REQUIRED WORK - Spot each line that carries the word "Turkish"; copy those lines.

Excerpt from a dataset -
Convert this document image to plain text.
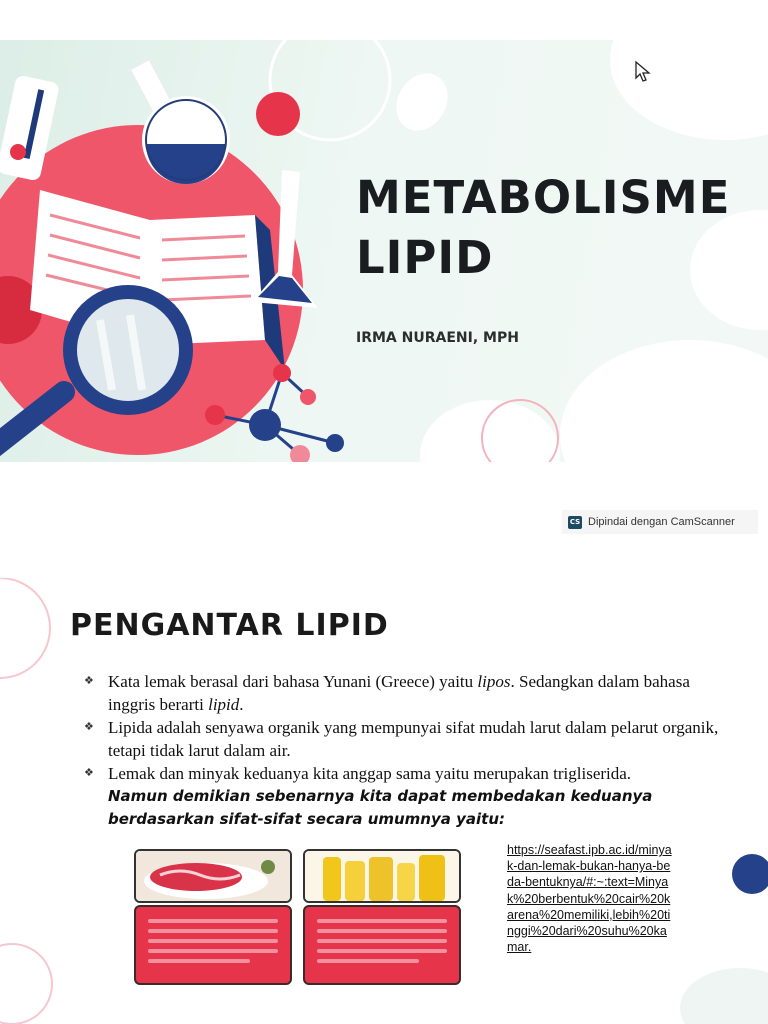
METABOLISME
LIPID
IRMA NURAENI, MPH
CS Dipindai dengan CamScanner
PENGANTAR LIPID
❖ Kata lemak berasal dari bahasa Yunani (Greece) yaitu lipos. Sedangkan dalam bahasa inggris berarti lipid.
❖ Lipida adalah senyawa organik yang mempunyai sifat mudah larut dalam pelarut organik, tetapi tidak larut dalam air.
❖ Lemak dan minyak keduanya kita anggap sama yaitu merupakan trigliserida.
Namun demikian sebenarnya kita dapat membedakan keduanya berdasarkan sifat-sifat secara umumnya yaitu:
https://seafast.ipb.ac.id/minyak-dan-lemak-bukan-hanya-beda-bentuknya/#:~:text=Minyak%20berbentuk%20cair%20karena%20memiliki,lebih%20tinggi%20dari%20suhu%20kamar.
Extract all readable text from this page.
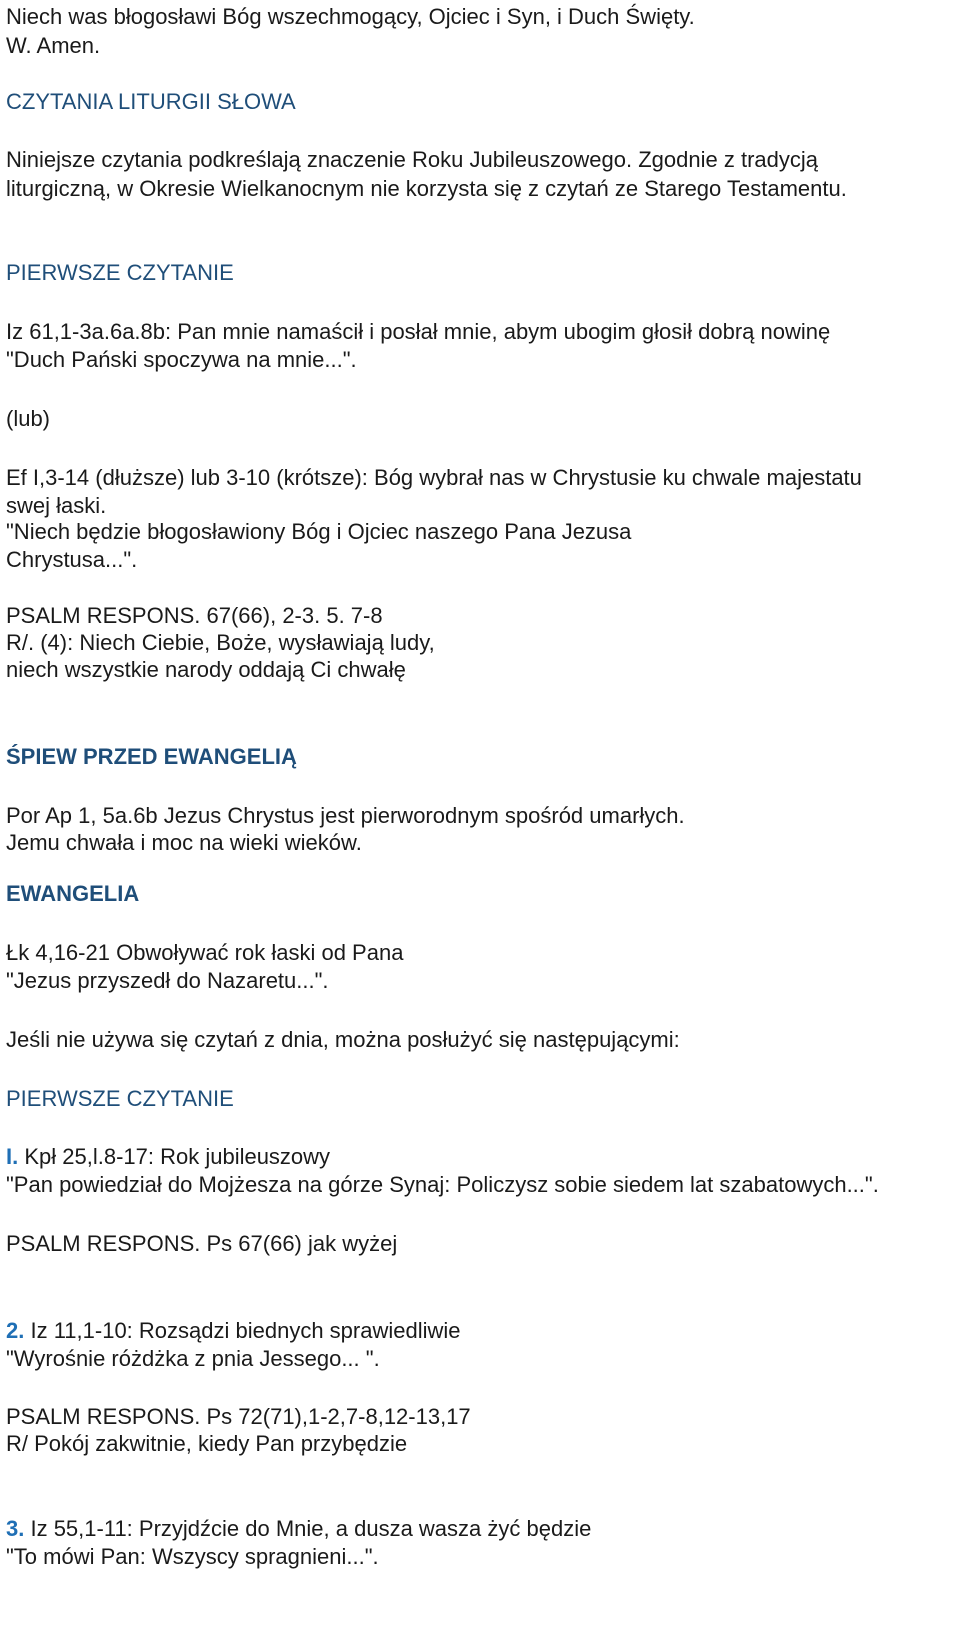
Niech was błogosławi Bóg wszechmogący, Ojciec i Syn, i Duch Święty.
W. Amen.
CZYTANIA LITURGII SŁOWA
Niniejsze czytania podkreślają znaczenie Roku Jubileuszowego. Zgodnie z tradycją
liturgiczną, w Okresie Wielkanocnym nie korzysta się z czytań ze Starego Testamentu.
PIERWSZE CZYTANIE
Iz 61,1-3a.6a.8b: Pan mnie namaścił i posłał mnie, abym ubogim głosił dobrą nowinę
"Duch Pański spoczywa na mnie...".
(lub)
Ef I,3-14 (dłuższe) lub 3-10 (krótsze): Bóg wybrał nas w Chrystusie ku chwale majestatu
swej łaski.
"Niech będzie błogosławiony Bóg i Ojciec naszego Pana Jezusa
Chrystusa...".
PSALM RESPONS. 67(66), 2-3. 5. 7-8
R/. (4): Niech Ciebie, Boże, wysławiają ludy,
niech wszystkie narody oddają Ci chwałę
ŚPIEW PRZED EWANGELIĄ
Por Ap 1, 5a.6b Jezus Chrystus jest pierworodnym spośród umarłych.
Jemu chwała i moc na wieki wieków.
EWANGELIA
Łk 4,16-21 Obwoływać rok łaski od Pana
"Jezus przyszedł do Nazaretu...".
Jeśli nie używa się czytań z dnia, można posłużyć się następującymi:
PIERWSZE CZYTANIE
I. Kpł 25,l.8-17: Rok jubileuszowy
"Pan powiedział do Mojżesza na górze Synaj: Policzysz sobie siedem lat szabatowych...".
PSALM RESPONS. Ps 67(66) jak wyżej
2. Iz 11,1-10: Rozsądzi biednych sprawiedliwie
"Wyrośnie różdżka z pnia Jessego... ".
PSALM RESPONS. Ps 72(71),1-2,7-8,12-13,17
R/ Pokój zakwitnie, kiedy Pan przybędzie
3. Iz 55,1-11: Przyjdźcie do Mnie, a dusza wasza żyć będzie
"To mówi Pan: Wszyscy spragnieni...".
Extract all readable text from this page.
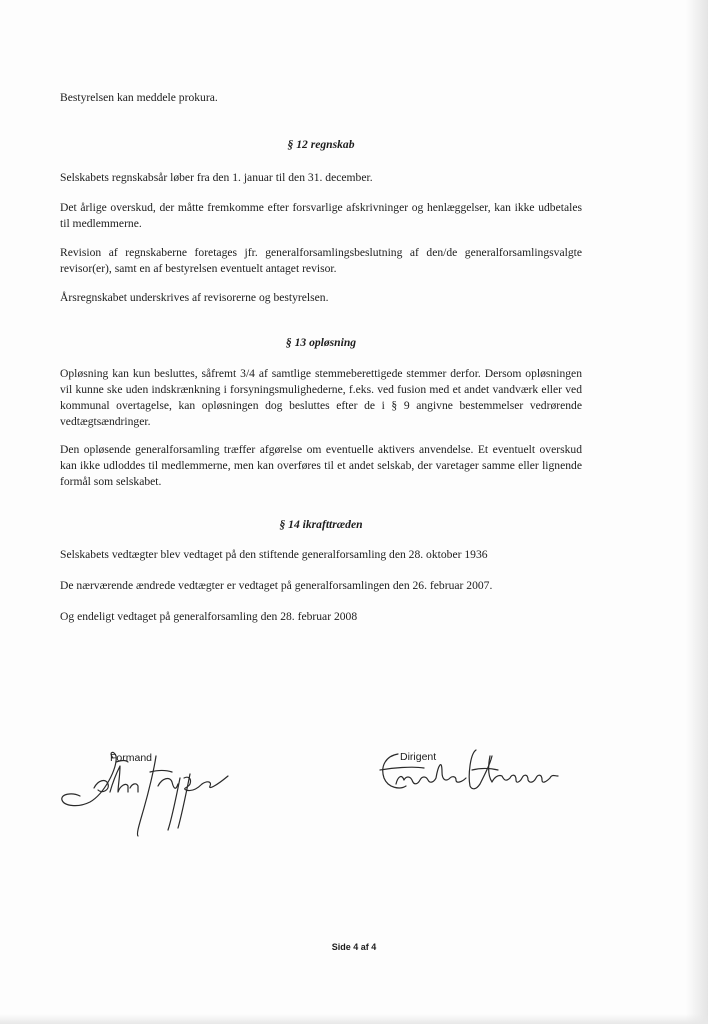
Bestyrelsen kan meddele prokura.

§ 12 regnskab

Selskabets regnskabsår løber fra den 1. januar til den 31. december.

Det årlige overskud, der måtte fremkomme efter forsvarlige afskrivninger og henlæggelser, kan ikke udbetales til medlemmerne.

Revision af regnskaberne foretages jfr. generalforsamlingsbeslutning af den/de generalforsamlingsvalgte revisor(er), samt en af bestyrelsen eventuelt antaget revisor.

Årsregnskabet underskrives af revisorerne og bestyrelsen.

§ 13 opløsning

Opløsning kan kun besluttes, såfremt 3/4 af samtlige stemmeberettigede stemmer derfor. Dersom opløsningen vil kunne ske uden indskrænkning i forsyningsmulighederne, f.eks. ved fusion med et andet vandværk eller ved kommunal overtagelse, kan opløsningen dog besluttes efter de i § 9 angivne bestemmelser vedrørende vedtægtsændringer.

Den opløsende generalforsamling træffer afgørelse om eventuelle aktivers anvendelse. Et eventuelt overskud kan ikke udloddes til medlemmerne, men kan overføres til et andet selskab, der varetager samme eller lignende formål som selskabet.

§ 14 ikrafttræden

Selskabets vedtægter blev vedtaget på den stiftende generalforsamling den 28. oktober 1936

De nærværende ændrede vedtægter er vedtaget på generalforsamlingen den 26. februar 2007.

Og endeligt vedtaget på generalforsamling den 28. februar 2008

Formand	Dirigent
Side 4 af 4
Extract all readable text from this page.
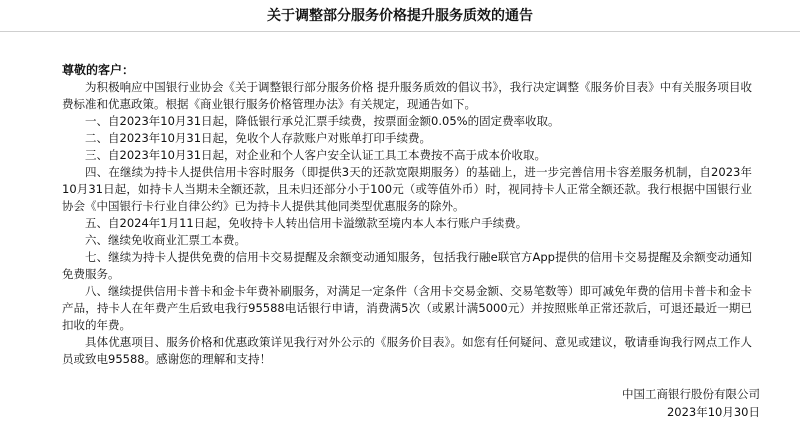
关于调整部分服务价格提升服务质效的通告

尊敬的客户：

为积极响应中国银行业协会《关于调整银行部分服务价格 提升服务质效的倡议书》，我行决定调整《服务价目表》中有关服务项目收费标准和优惠政策。根据《商业银行服务价格管理办法》有关规定，现通告如下。

一、自2023年10月31日起，降低银行承兑汇票手续费，按票面金额0.05%的固定费率收取。

二、自2023年10月31日起，免收个人存款账户对账单打印手续费。

三、自2023年10月31日起，对企业和个人客户安全认证工具工本费按不高于成本价收取。

四、在继续为持卡人提供信用卡容时服务（即提供3天的还款宽限期服务）的基础上，进一步完善信用卡容差服务机制，自2023年10月31日起，如持卡人当期未全额还款，且未归还部分小于100元（或等值外币）时，视同持卡人正常全额还款。我行根据中国银行业协会《中国银行卡行业自律公约》已为持卡人提供其他同类型优惠服务的除外。

五、自2024年1月11日起，免收持卡人转出信用卡溢缴款至境内本人本行账户手续费。

六、继续免收商业汇票工本费。

七、继续为持卡人提供免费的信用卡交易提醒及余额变动通知服务，包括我行融e联官方App提供的信用卡交易提醒及余额变动通知免费服务。

八、继续提供信用卡普卡和金卡年费补刷服务，对满足一定条件（含用卡交易金额、交易笔数等）即可减免年费的信用卡普卡和金卡产品，持卡人在年费产生后致电我行95588电话银行申请，消费满5次（或累计满5000元）并按照账单正常还款后，可退还最近一期已扣收的年费。

具体优惠项目、服务价格和优惠政策详见我行对外公示的《服务价目表》。如您有任何疑问、意见或建议，敬请垂询我行网点工作人员或致电95588。感谢您的理解和支持！

中国工商银行股份有限公司
2023年10月30日
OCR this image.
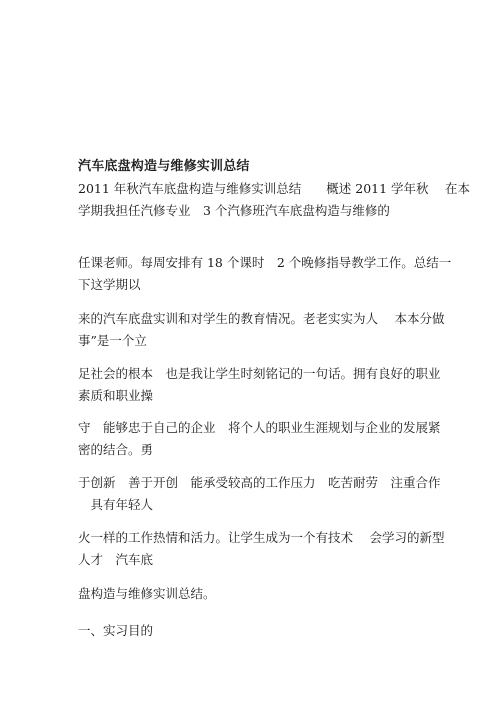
汽车底盘构造与维修实训总结

2011 年秋汽车底盘构造与维修实训总结　　概述 2011 学年秋　 在本
学期我担任汽修专业　3 个汽修班汽车底盘构造与维修的

任课老师。每周安排有 18 个课时　2 个晚修指导教学工作。总结一
下这学期以

来的汽车底盘实训和对学生的教育情况。老老实实为人　 本本分做
事”是一个立

足社会的根本　也是我让学生时刻铭记的一句话。拥有良好的职业
素质和职业操

守　能够忠于自己的企业　将个人的职业生涯规划与企业的发展紧
密的结合。勇

于创新　善于开创　能承受较高的工作压力　吃苦耐劳　注重合作
　具有年轻人

火一样的工作热情和活力。让学生成为一个有技术　 会学习的新型
人才　汽车底

盘构造与维修实训总结。

一、实习目的
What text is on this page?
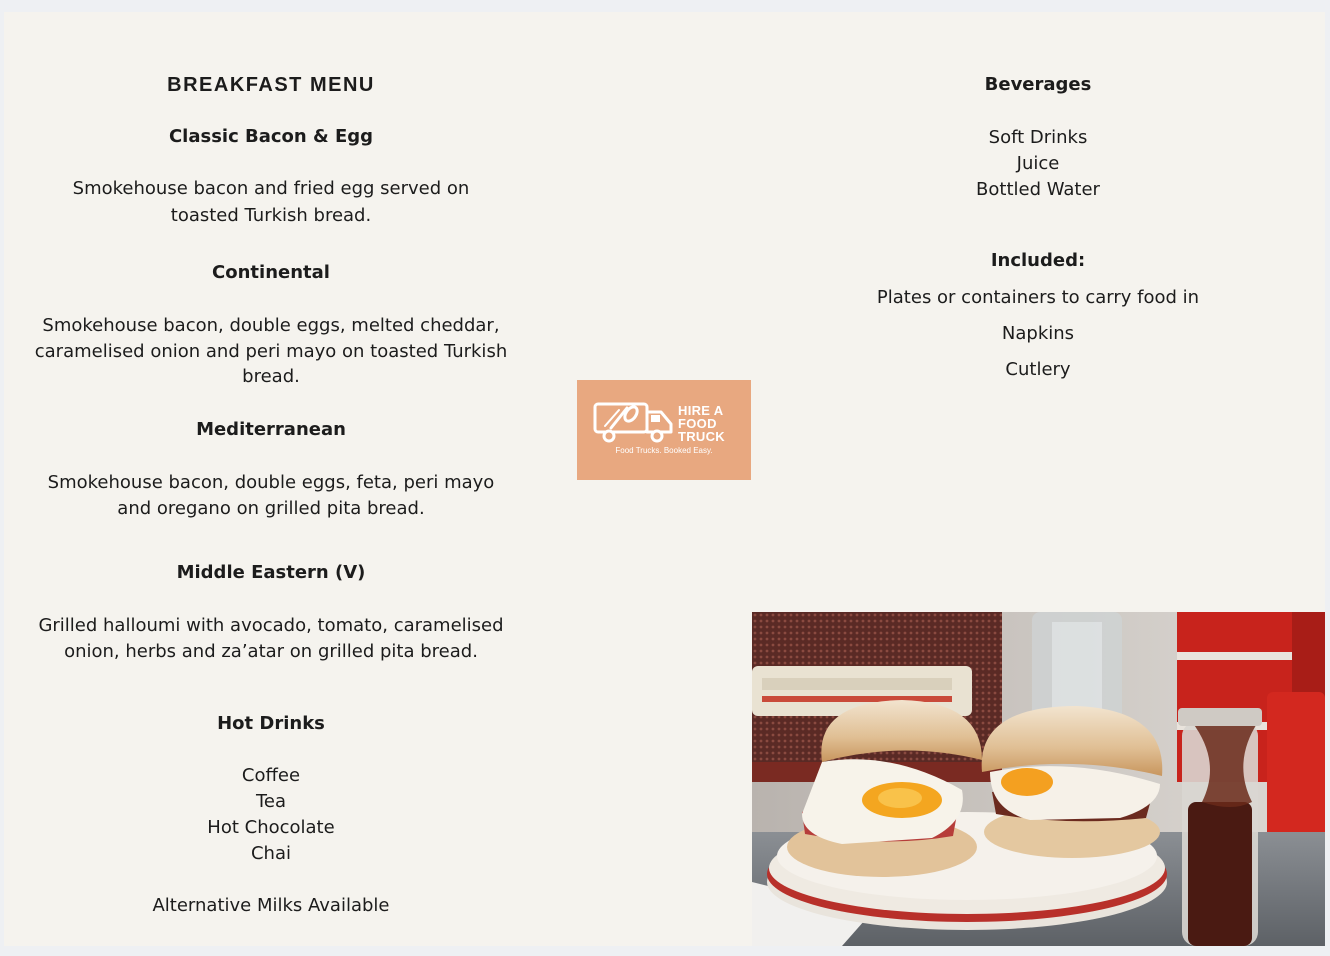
BREAKFAST MENU

Classic Bacon & Egg

Smokehouse bacon and fried egg served on

toasted Turkish bread.

Continental

Smokehouse bacon, double eggs, melted cheddar,

caramelised onion and peri mayo on toasted Turkish

bread.

Mediterranean

Smokehouse bacon, double eggs, feta, peri mayo

and oregano on grilled pita bread.

Middle Eastern (V)

Grilled halloumi with avocado, tomato, caramelised

onion, herbs and za’atar on grilled pita bread.

Hot Drinks

Coffee

Tea

Hot Chocolate

Chai

Alternative Milks Available

Beverages

Soft Drinks

Juice

Bottled Water

Included:

Plates or containers to carry food in

Napkins

Cutlery

HIRE A
FOOD
TRUCK
Food Trucks. Booked Easy.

SOLUTION TO THE EXERCISE -
toasted Turkish bread.
caramelised onion and peri mayo on toasted Turkish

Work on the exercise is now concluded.